*WHAT TO PRODUCE:* Copy out all lines in the data below containing the string "from".

*DATASET EXTRACT:*
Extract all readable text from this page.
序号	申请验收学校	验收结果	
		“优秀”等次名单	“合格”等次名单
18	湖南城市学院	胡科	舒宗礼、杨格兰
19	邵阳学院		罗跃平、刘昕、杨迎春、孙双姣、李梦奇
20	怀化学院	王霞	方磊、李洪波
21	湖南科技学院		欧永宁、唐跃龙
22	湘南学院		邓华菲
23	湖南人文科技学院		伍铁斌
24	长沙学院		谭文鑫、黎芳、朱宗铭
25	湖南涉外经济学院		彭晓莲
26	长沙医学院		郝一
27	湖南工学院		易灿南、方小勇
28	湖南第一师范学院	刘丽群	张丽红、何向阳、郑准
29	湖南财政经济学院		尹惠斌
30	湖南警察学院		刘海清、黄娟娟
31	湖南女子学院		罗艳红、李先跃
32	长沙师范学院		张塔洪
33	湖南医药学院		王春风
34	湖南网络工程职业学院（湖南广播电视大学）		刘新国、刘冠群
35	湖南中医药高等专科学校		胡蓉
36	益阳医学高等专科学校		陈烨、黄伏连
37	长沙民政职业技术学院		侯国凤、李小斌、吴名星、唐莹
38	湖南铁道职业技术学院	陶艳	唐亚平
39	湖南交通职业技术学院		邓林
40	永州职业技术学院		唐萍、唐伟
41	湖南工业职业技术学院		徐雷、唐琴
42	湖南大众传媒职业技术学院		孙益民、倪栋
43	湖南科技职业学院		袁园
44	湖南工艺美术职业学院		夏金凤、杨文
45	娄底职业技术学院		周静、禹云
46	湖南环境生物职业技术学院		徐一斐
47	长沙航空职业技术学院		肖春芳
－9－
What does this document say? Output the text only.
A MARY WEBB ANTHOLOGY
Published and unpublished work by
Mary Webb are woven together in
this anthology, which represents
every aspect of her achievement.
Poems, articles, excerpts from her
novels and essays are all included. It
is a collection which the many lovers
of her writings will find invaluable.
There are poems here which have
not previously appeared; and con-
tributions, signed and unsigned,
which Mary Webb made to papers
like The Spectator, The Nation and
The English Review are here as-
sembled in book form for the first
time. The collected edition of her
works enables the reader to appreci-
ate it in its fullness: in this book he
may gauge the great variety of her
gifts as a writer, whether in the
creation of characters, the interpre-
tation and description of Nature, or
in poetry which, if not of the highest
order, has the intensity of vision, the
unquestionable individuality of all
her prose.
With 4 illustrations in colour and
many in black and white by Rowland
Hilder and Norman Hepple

*THE ANSWER:*
Extract all readable text from this page.
Poems, articles, excerpts from her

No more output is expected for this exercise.